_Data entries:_
▬▬▬▬▬▬▬▬▬▬

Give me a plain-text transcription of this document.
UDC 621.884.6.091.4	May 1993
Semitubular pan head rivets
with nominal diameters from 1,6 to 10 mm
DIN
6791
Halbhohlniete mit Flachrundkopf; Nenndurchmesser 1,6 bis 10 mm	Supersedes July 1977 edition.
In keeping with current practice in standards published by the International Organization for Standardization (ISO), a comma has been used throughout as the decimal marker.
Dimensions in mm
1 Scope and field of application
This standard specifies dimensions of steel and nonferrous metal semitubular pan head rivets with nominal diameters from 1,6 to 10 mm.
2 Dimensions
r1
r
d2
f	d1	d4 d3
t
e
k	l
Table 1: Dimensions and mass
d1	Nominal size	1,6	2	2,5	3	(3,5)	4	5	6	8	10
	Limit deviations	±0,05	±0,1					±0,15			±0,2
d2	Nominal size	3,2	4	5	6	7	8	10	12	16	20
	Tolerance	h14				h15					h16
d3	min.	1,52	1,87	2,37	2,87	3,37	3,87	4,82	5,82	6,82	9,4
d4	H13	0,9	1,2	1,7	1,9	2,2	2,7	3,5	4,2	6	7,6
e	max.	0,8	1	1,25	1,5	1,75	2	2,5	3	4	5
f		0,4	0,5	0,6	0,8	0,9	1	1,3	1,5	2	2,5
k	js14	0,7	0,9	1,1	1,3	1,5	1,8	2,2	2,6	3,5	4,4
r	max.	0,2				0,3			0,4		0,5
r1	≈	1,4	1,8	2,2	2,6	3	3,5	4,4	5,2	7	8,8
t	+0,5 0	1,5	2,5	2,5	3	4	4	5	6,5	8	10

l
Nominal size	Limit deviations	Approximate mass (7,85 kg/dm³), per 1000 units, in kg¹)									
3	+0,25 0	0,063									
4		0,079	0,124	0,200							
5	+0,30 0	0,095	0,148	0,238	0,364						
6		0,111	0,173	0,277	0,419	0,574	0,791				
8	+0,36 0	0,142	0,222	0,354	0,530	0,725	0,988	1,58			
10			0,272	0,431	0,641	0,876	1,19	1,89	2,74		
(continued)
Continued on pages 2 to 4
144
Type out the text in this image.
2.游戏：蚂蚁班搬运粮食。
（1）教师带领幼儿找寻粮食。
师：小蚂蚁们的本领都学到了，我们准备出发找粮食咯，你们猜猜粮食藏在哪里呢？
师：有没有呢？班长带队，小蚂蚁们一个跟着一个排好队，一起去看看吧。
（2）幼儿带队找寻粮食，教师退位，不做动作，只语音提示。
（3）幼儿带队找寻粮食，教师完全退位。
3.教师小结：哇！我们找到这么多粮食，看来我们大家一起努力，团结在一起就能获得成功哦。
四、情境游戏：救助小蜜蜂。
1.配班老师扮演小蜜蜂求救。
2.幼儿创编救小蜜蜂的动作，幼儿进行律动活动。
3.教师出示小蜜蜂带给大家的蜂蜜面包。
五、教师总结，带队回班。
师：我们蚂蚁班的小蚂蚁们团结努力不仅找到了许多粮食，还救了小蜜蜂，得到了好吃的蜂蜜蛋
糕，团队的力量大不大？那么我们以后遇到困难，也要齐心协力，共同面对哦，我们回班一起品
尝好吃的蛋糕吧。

▬▬▬▬▬▬▬▬▬▬

_Aim:_ In the records above, find each line with the word "Limit" and copy it.

_Answer in full:_
	Limit deviations	±0,05	±0,1					±0,15			±0,2
Nominal size	Limit deviations	Approximate mass (7,85 kg/dm³), per 1000 units, in kg¹)									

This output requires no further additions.